Set exercise: Transcribe the full listing below exactly.

Given data:
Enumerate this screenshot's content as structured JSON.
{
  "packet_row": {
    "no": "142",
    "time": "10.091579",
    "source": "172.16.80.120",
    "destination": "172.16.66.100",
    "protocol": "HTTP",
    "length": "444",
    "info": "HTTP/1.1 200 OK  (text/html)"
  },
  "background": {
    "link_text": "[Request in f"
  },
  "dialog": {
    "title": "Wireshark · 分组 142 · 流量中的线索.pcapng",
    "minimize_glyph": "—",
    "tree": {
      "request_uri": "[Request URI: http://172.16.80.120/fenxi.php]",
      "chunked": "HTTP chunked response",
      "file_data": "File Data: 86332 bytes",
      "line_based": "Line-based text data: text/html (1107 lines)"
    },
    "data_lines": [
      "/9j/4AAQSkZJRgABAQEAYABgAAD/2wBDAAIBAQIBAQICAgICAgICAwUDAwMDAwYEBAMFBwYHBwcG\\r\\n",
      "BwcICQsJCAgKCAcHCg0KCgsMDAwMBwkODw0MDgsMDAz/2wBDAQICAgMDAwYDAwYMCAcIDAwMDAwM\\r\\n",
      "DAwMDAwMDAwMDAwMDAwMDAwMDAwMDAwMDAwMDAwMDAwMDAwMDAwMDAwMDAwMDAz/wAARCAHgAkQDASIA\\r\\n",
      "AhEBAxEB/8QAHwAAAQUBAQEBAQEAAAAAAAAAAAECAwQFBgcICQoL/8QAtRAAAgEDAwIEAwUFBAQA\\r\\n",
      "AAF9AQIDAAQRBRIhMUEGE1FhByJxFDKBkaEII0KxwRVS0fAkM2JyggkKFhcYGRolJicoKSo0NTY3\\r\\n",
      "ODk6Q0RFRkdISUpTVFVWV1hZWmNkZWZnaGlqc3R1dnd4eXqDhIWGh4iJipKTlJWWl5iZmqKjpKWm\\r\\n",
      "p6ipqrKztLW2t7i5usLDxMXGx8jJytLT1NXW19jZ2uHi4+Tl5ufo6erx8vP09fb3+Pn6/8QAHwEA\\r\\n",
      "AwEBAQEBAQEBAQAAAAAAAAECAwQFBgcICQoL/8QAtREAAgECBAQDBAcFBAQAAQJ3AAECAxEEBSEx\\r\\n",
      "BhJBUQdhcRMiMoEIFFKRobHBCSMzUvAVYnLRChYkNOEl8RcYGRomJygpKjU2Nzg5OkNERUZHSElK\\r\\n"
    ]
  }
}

Correct output:
Enumerate this screenshot's content as structured JSON.
{
  "packet_row": {
    "no": "142",
    "time": "10.091579",
    "source": "172.16.80.120",
    "destination": "172.16.66.100",
    "protocol": "HTTP",
    "length": "444",
    "info": "HTTP/1.1 200 OK  (text/html)"
  },
  "background": {
    "link_text": "[Request in f"
  },
  "dialog": {
    "title": "Wireshark · 分组 142 · 流量中的线索.pcapng",
    "minimize_glyph": "—",
    "tree": {
      "request_uri": "[Request URI: http://172.16.80.120/fenxi.php]",
      "chunked": "HTTP chunked response",
      "file_data": "File Data: 86332 bytes",
      "line_based": "Line-based text data: text/html (1107 lines)"
    },
    "data_lines": [
      "/9j/4AAQSkZJRgABAQEAYABgAAD/2wBDAAIBAQIBAQICAgICAgICAwUDAwMDAwYEBAMFBwYHBwcG\\r\\n",
      "BwcICQsJCAgKCAcHCg0KCgsMDAwMBwkODw0MDgsMDAz/2wBDAQICAgMDAwYDAwYMCAcIDAwMDAwM\\r\\n",
      "DAwMDAwMDAwMDAwMDAwMDAwMDAwMDAwMDAwMDAwMDAwMDAwMDAwMDAwMDAwMDAz/wAARCAHgAkQDASIA\\r\\n",
      "AhEBAxEB/8QAHwAAAQUBAQEBAQEAAAAAAAAAAAECAwQFBgcICQoL/8QAtRAAAgEDAwIEAwUFBAQA\\r\\n",
      "AAF9AQIDAAQRBRIhMUEGE1FhByJxFDKBkaEII0KxwRVS0fAkM2JyggkKFhcYGRolJicoKSo0NTY3\\r\\n",
      "ODk6Q0RFRkdISUpTVFVWV1hZWmNkZWZnaGlqc3R1dnd4eXqDhIWGh4iJipKTlJWWl5iZmqKjpKWm\\r\\n",
      "p6ipqrKztLW2t7i5usLDxMXGx8jJytLT1NXW19jZ2uHi4+Tl5ufo6erx8vP09fb3+Pn6/8QAHwEA\\r\\n",
      "AwEBAQEBAQEBAQAAAAAAAAECAwQFBgcICQoL/8QAtREAAgECBAQDBAcFBAQAAQJ3AAECAxEEBSEx\\r\\n",
      "BhJBUQdhcRMiMoEIFFKRobHBCSMzUvAVYnLRChYkNOEl8RcYGRomJygpKjU2Nzg5OkNERUZHSElK\\r\\n"
    ]
  }
}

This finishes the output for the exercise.